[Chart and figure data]
+-------+

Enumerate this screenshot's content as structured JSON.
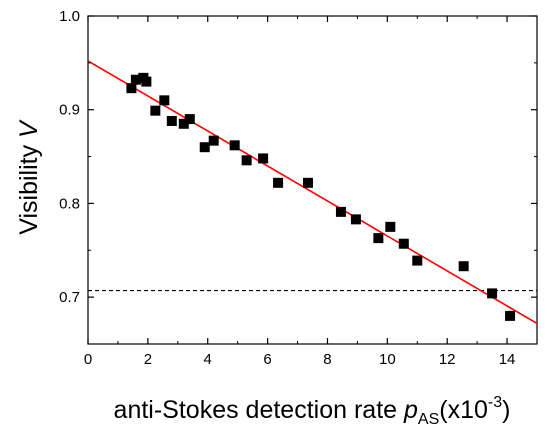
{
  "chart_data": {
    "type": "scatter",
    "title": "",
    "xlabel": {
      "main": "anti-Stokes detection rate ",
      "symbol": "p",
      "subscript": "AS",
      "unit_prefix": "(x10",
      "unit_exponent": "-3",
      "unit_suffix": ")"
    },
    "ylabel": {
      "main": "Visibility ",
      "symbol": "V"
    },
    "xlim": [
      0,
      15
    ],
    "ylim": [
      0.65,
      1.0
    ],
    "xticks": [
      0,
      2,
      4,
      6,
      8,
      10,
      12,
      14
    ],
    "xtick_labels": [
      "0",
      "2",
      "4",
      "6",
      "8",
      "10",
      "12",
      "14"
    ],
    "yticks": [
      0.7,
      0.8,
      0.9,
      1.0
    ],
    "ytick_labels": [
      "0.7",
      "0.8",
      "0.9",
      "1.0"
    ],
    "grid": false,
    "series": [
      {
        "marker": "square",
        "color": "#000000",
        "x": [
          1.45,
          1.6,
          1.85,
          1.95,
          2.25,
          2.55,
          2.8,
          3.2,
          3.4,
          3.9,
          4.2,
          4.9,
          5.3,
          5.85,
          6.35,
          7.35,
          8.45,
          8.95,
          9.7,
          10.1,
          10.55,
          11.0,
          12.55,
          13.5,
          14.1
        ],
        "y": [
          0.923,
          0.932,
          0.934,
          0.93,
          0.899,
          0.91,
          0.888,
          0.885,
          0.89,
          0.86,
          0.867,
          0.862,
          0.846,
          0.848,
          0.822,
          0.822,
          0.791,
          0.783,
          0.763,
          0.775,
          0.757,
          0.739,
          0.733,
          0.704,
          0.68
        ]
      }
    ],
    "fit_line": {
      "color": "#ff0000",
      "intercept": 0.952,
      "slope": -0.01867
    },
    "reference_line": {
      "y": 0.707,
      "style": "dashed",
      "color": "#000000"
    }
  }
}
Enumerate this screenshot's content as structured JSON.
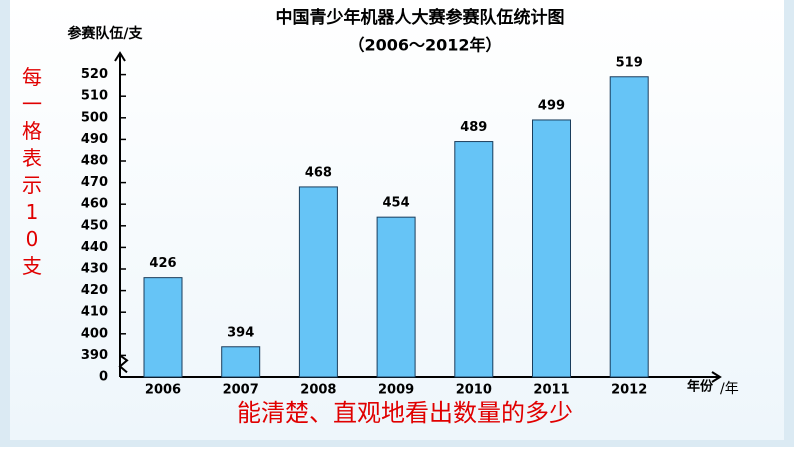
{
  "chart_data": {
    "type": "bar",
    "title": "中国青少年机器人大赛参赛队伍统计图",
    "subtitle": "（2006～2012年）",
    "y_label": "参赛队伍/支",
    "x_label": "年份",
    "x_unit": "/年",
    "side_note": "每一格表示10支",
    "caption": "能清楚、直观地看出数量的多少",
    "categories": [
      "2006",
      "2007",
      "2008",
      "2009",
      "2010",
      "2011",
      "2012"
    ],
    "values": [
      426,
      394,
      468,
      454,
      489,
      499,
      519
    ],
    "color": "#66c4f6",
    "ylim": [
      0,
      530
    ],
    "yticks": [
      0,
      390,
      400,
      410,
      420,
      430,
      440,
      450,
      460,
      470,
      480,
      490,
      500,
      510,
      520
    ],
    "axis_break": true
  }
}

+-------+

What you need to do:
Reproduce every entry word for word, but omit the pictures.

Result of this task:
Enumerate this screenshot's content as structured JSON.
{
  "chart_data": {
    "type": "scatter",
    "title": "",
    "xlabel": {
      "main": "anti-Stokes detection rate ",
      "symbol": "p",
      "subscript": "AS",
      "unit_prefix": "(x10",
      "unit_exponent": "-3",
      "unit_suffix": ")"
    },
    "ylabel": {
      "main": "Visibility ",
      "symbol": "V"
    },
    "xlim": [
      0,
      15
    ],
    "ylim": [
      0.65,
      1.0
    ],
    "xticks": [
      0,
      2,
      4,
      6,
      8,
      10,
      12,
      14
    ],
    "xtick_labels": [
      "0",
      "2",
      "4",
      "6",
      "8",
      "10",
      "12",
      "14"
    ],
    "yticks": [
      0.7,
      0.8,
      0.9,
      1.0
    ],
    "ytick_labels": [
      "0.7",
      "0.8",
      "0.9",
      "1.0"
    ],
    "grid": false,
    "series": [
      {
        "marker": "square",
        "color": "#000000",
        "x": [
          1.45,
          1.6,
          1.85,
          1.95,
          2.25,
          2.55,
          2.8,
          3.2,
          3.4,
          3.9,
          4.2,
          4.9,
          5.3,
          5.85,
          6.35,
          7.35,
          8.45,
          8.95,
          9.7,
          10.1,
          10.55,
          11.0,
          12.55,
          13.5,
          14.1
        ],
        "y": [
          0.923,
          0.932,
          0.934,
          0.93,
          0.899,
          0.91,
          0.888,
          0.885,
          0.89,
          0.86,
          0.867,
          0.862,
          0.846,
          0.848,
          0.822,
          0.822,
          0.791,
          0.783,
          0.763,
          0.775,
          0.757,
          0.739,
          0.733,
          0.704,
          0.68
        ]
      }
    ],
    "fit_line": {
      "color": "#ff0000",
      "intercept": 0.952,
      "slope": -0.01867
    },
    "reference_line": {
      "y": 0.707,
      "style": "dashed",
      "color": "#000000"
    }
  }
}
Enumerate this screenshot's content as structured JSON.
{
  "chart_data": {
    "type": "bar",
    "title": "中国青少年机器人大赛参赛队伍统计图",
    "subtitle": "（2006～2012年）",
    "y_label": "参赛队伍/支",
    "x_label": "年份",
    "x_unit": "/年",
    "side_note": "每一格表示10支",
    "caption": "能清楚、直观地看出数量的多少",
    "categories": [
      "2006",
      "2007",
      "2008",
      "2009",
      "2010",
      "2011",
      "2012"
    ],
    "values": [
      426,
      394,
      468,
      454,
      489,
      499,
      519
    ],
    "color": "#66c4f6",
    "ylim": [
      0,
      530
    ],
    "yticks": [
      0,
      390,
      400,
      410,
      420,
      430,
      440,
      450,
      460,
      470,
      480,
      490,
      500,
      510,
      520
    ],
    "axis_break": true
  }
}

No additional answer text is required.